* **本文抜粋**
の導入事例

取材協力:2019.11

お客様に作成いただいたQRコード付入出金伝票で営業店業務を
大幅に削減

株式会社山梨中央銀行様


※ 事例記事の内容や担当者所属は取材当時のものです。最新の情報と異なる場合がございますのでご了承ください。


株式会社山梨中央銀行は昭和16年に創立された、県内唯一の地方銀行です。「地域密着と健全経営」を経営理念に掲げ、山梨県内を地盤に県内73店舗、西東京を中心に県外18店舗を展開しています。

2019年4月から新しい中期経営計画「Value+2022」を展開しており、顧客接点拡充、共通価値創造、人材活力向上に取り組んでいます。この中期経営計画に先駆けて、地方銀行の中でもいち早く行っていた施策のひとつに地場企業への行員派遣があります。地場産業を中心とした外部企業に2012年度からの5年間で50名の行員を派遣して、各分野に精通した専門性の高い人材育成を行い、コンサルティング業務の強化を目指しています。

そんな山梨中央銀行では、クラウドに取り組むというIT戦略の一環で、2016年にSalesforceを導入しました。最初に構築した来店予約システムを皮切りにSalesforceの活用が促進。2019年にはRayBarcodeを導入し、QRコード付伝票作成サービスを実現しました。SalesforceとRayBarcodeを活用した本サービスの開発の経緯や効果を、事務統括部 事務企画課 主任調査役 手塚一様、システム統括部 システム開発課 課長代理 諸角進介様、システム統括部 システム開発課 主任 鈴木真由美様、インフォテック山梨株式会社 ITビジネス部 ITソリューショングループ シニアスペシャリスト 竹下正泰様に伺いました。


【課題】毎月17万枚の伝票を手入力するオペレーションが負担

銀行の窓口業務には預金の入出金や振込、税金の納付など、様々な業務がありますが、基本的にはお金の出し入れが根幹です。中でも入出金業務の処理件数は最も多く、月に16~17万枚もの伝票を処理するそうです。そのうち法人は10~11万枚と、6割ほどを占めています。法人名義での入出金は、個人とは異なり伝票が1枚で済まないのが特徴です。

例えば10件で100万円の税金を納付する際、100万円の出金伝票を1枚作成する場合もありますが、10枚作成することもあります。その伝票は、営業店の行員が打鍵(データ入力)しなければなりません。これは行員の大きな作業負荷になるうえ、ミスは許されません。もし、打鍵ミスが発生すると、リカバリーも大変なため、行員に心理的な負担がかかっているそうです。

事務統括部 事務企画課 主任調査役の手塚一様は、この入力作業の負荷を課題に感じていました。そんな中、他の地方銀行で、QRコード付伝票作成サービスを取り扱っていることを知りました。

* **記述課題 1**
山梨中央銀行の事例から、「お客様に作成いただいたQRコード付入出金伝票で営業店業務を」で始まり「ITソリューショングループ シニアスペシャリスト 竹下正泰様に伺いました。」で終わる部分を、「中期経営計画」を「中期計画」に書き換えて示してください。
* **記述課題 2**
山梨中央銀行の事例をもとに、次の問いにそれぞれ答えてください。
(a) 山梨中央銀行が創立されたのはいつですか。
(b) 山梨中央銀行がSalesforceを導入したのは何年ですか。
(c) 毎月処理される入出金伝票のうち、法人の分は何枚ですか。
* **記述課題 3**
山梨中央銀行の事例を、示されている最後の文に続けて書き進めてください。

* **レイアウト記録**
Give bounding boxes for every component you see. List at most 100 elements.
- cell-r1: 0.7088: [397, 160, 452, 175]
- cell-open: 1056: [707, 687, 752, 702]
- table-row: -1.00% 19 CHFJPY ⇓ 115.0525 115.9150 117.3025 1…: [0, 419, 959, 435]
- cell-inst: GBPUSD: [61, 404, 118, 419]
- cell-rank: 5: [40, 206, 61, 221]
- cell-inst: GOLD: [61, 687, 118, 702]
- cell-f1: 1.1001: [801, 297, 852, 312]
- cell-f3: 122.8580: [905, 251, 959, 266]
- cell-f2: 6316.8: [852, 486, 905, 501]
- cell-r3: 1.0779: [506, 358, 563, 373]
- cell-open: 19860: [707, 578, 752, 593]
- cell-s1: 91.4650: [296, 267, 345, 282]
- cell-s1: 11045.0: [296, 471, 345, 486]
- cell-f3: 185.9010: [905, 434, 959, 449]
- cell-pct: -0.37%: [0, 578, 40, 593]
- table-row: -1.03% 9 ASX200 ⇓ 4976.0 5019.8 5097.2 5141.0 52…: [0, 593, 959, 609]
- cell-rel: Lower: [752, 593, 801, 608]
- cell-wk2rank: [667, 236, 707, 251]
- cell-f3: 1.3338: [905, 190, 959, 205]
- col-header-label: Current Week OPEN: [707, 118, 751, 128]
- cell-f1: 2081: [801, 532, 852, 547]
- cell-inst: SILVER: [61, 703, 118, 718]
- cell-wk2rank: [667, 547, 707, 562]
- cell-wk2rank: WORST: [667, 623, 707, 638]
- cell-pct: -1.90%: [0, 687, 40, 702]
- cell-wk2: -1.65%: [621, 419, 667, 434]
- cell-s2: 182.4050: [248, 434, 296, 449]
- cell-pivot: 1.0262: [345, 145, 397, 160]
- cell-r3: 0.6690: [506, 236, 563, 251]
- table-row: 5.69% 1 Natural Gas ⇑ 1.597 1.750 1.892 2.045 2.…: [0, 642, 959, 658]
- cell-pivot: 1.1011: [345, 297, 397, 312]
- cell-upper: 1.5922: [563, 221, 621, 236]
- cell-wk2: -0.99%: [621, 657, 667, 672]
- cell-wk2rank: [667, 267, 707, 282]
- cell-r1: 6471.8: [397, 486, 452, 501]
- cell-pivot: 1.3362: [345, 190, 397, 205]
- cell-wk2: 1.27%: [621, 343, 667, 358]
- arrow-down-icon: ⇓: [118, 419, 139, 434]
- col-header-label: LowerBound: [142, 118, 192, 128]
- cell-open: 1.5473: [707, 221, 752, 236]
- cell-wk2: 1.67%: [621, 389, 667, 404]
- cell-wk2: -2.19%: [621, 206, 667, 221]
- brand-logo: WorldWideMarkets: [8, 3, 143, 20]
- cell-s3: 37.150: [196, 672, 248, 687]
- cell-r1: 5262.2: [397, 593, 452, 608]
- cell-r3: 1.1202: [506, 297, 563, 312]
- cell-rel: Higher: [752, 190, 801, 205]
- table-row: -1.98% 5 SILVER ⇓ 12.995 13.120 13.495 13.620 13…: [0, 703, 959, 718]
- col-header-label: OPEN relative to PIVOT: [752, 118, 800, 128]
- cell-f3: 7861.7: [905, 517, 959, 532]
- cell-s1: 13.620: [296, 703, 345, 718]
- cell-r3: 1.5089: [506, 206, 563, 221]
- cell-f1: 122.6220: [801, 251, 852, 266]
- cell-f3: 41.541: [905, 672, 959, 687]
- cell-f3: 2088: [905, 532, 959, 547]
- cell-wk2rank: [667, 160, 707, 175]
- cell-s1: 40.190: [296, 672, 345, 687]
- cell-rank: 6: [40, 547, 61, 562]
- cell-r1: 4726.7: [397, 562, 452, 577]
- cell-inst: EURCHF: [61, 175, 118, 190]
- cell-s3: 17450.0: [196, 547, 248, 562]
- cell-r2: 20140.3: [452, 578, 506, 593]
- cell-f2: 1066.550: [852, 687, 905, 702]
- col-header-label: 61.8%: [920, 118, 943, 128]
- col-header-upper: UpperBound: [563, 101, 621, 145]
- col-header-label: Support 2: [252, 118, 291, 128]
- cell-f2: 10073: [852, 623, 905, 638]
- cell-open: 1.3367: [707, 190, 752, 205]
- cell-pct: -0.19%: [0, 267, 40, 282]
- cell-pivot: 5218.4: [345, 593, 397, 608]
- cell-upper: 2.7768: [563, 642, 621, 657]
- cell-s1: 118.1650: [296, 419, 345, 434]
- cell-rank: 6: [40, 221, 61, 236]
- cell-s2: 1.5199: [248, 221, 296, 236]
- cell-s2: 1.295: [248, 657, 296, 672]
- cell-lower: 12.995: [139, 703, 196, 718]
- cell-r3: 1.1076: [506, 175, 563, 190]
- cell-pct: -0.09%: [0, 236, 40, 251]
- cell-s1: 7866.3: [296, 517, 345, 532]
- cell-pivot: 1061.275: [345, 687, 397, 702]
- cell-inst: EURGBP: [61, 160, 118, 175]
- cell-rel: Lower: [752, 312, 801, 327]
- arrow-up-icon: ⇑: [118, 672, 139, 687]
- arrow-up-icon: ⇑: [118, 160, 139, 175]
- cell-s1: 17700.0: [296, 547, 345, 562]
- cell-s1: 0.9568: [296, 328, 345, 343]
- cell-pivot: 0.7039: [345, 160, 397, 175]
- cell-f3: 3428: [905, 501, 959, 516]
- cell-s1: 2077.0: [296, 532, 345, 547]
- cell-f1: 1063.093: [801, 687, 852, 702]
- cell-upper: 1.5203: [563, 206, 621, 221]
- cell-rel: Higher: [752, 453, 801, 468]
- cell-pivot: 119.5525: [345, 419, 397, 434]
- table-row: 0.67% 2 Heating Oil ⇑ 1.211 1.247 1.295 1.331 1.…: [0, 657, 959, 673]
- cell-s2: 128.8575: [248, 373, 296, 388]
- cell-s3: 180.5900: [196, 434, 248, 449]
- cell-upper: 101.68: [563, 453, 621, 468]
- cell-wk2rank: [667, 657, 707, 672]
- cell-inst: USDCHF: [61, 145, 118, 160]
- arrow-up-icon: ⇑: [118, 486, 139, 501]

* **出力結果 1**
お客様に作成いただいたQRコード付入出金伝票で営業店業務を
大幅に削減

株式会社山梨中央銀行様


※ 事例記事の内容や担当者所属は取材当時のものです。最新の情報と異なる場合がございますのでご了承ください。


株式会社山梨中央銀行は昭和16年に創立された、県内唯一の地方銀行です。「地域密着と健全経営」を経営理念に掲げ、山梨県内を地盤に県内73店舗、西東京を中心に県外18店舗を展開しています。

2019年4月から新しい中期計画「Value+2022」を展開しており、顧客接点拡充、共通価値創造、人材活力向上に取り組んでいます。この中期計画に先駆けて、地方銀行の中でもいち早く行っていた施策のひとつに地場企業への行員派遣があります。地場産業を中心とした外部企業に2012年度からの5年間で50名の行員を派遣して、各分野に精通した専門性の高い人材育成を行い、コンサルティング業務の強化を目指しています。

そんな山梨中央銀行では、クラウドに取り組むというIT戦略の一環で、2016年にSalesforceを導入しました。最初に構築した来店予約システムを皮切りにSalesforceの活用が促進。2019年にはRayBarcodeを導入し、QRコード付伝票作成サービスを実現しました。SalesforceとRayBarcodeを活用した本サービスの開発の経緯や効果を、事務統括部 事務企画課 主任調査役 手塚一様、システム統括部 システム開発課 課長代理 諸角進介様、システム統括部 システム開発課 主任 鈴木真由美様、インフォテック山梨株式会社 ITビジネス部 ITソリューショングループ シニアスペシャリスト 竹下正泰様に伺いました。

* **出力結果 2**
(a) 昭和16年
(b) 2016年
(c) 10~11万枚

* **出力結果 3**
QRコード付伝票作成サービスは、お客様が手書きで起票した伝票を営業店の行員が打鍵するのではなく、あらかじめお客様のPCで伝票作成に必要な情報を入力していただき、QRコード付伝票をPDFファイルで出力する仕組みです。窓口では、この伝票をQRコードリーダーで読み込むことで、伝票内容が自動的に端末画面に表示されます。2019年3月、営業店の負荷の削減に向けて本サービスの導入が決まりました。

RayBarcodeの導入前の課題

  • 入出金伝票の内容を端末に手入力する作業負荷が高かった
  • 手入力することに起因する打ち間違えが発生していた

【導入】Shift_JISの対応とセキュリティが決め手で導入を決定

「2016年にSalesforceを導入したものの、最初はどういうことができるのか手探りで進めていましたが、開発担当者であるインフォテックの竹下さんと連携する中、まずは来店予約システムを開発してもらいました」とシステム統括部 システム開発課 主任の鈴木 真由美様。

竹下 正泰様は、インフォテック山梨株式会社 ITビジネス部 ITソリューショングループのシニアスペシャリストで、Salesforceの導入支援を行っています。

山梨中央銀行 システム統括部 システム開発課 主任 鈴木真由美様
鈴木 真由美様
山梨中央銀行
システム統括部 システム開発課 主任

QRコード付伝票の作成について開発を依頼された際、竹下様はいろいろなアプローチを模索しました。QRコードの生成をjQueryで自作したり、Google APIを使ったりしたそうです。どの方法でも必要な機能を実現することは可能ですが、金融機関のシステムの場合セキュリティが確実に担保されることが必須条件となり、これらは採用に至りませんでした。また、導入に際しては可用性についても重視したとのこと。「例えば、Google APIなどはいつ仕様が変わるかわかりません。ある日急にAPIが利用できなくなることでQRコードが生成できずにサービスが止まってしまうのは銀行として大きなリスクです。そこで、突発的にシステムの仕様が変わらない仕組み作りという着眼点も導入の条件になりました」とシステム統括部 システム開発課 課長代理の諸角 進介様。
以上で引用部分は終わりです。